--- Begin Dataset records ---

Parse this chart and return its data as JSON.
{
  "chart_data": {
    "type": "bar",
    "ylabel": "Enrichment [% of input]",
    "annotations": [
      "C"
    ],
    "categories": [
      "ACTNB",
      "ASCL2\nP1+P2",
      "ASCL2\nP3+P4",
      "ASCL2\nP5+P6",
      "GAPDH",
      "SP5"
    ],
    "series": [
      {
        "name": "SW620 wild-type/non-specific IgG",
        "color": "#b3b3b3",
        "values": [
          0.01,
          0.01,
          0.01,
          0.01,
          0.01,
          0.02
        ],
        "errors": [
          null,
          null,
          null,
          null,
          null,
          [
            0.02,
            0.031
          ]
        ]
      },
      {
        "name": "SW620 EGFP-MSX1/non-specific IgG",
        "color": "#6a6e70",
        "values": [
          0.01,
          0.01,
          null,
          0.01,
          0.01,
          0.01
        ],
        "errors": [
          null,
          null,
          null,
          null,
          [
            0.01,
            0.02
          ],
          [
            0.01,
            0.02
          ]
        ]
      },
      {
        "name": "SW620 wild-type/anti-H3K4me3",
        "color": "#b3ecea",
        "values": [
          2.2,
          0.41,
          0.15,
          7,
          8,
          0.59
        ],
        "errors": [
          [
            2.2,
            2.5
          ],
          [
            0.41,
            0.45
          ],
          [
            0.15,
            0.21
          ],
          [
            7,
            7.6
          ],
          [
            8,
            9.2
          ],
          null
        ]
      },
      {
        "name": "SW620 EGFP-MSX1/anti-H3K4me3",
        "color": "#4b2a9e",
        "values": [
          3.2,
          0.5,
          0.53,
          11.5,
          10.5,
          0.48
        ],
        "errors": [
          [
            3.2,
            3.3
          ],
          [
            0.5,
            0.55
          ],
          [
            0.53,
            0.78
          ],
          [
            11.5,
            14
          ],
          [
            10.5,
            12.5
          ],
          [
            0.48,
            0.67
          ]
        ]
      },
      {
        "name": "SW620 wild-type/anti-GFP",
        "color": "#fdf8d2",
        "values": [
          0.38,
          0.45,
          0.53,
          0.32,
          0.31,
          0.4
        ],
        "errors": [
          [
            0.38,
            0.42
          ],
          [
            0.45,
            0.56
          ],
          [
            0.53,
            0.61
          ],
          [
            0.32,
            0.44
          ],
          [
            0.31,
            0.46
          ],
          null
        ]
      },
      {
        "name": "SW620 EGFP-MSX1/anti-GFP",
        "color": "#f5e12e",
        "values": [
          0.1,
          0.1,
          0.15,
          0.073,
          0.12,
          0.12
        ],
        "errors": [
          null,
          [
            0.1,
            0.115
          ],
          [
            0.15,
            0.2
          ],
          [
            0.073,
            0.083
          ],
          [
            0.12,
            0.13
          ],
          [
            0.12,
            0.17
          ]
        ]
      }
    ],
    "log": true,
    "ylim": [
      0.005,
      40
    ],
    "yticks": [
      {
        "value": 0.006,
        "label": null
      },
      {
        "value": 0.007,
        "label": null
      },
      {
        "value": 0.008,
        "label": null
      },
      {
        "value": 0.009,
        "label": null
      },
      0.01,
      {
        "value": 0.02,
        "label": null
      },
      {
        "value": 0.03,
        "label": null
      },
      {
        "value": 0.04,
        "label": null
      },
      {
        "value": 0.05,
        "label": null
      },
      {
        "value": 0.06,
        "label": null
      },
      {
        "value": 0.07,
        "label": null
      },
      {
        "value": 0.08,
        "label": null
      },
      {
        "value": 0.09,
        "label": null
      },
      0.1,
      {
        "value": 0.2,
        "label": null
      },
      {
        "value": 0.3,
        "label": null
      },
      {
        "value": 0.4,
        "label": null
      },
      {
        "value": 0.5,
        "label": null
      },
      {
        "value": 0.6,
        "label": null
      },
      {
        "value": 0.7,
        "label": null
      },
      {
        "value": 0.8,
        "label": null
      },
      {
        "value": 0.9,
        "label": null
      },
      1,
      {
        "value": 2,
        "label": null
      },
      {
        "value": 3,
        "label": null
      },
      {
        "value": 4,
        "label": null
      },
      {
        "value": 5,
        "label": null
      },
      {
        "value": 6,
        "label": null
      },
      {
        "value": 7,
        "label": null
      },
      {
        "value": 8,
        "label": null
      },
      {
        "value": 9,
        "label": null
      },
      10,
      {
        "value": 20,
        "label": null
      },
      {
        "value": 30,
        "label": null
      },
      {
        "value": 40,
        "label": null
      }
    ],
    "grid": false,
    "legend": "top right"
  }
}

--- End Dataset records ---

Pull out every line of the entries that includes the word "type".

§ Written solution
    "type": "bar",
        "name": "SW620 wild-type/non-specific IgG",
        "name": "SW620 wild-type/anti-H3K4me3",
        "name": "SW620 wild-type/anti-GFP",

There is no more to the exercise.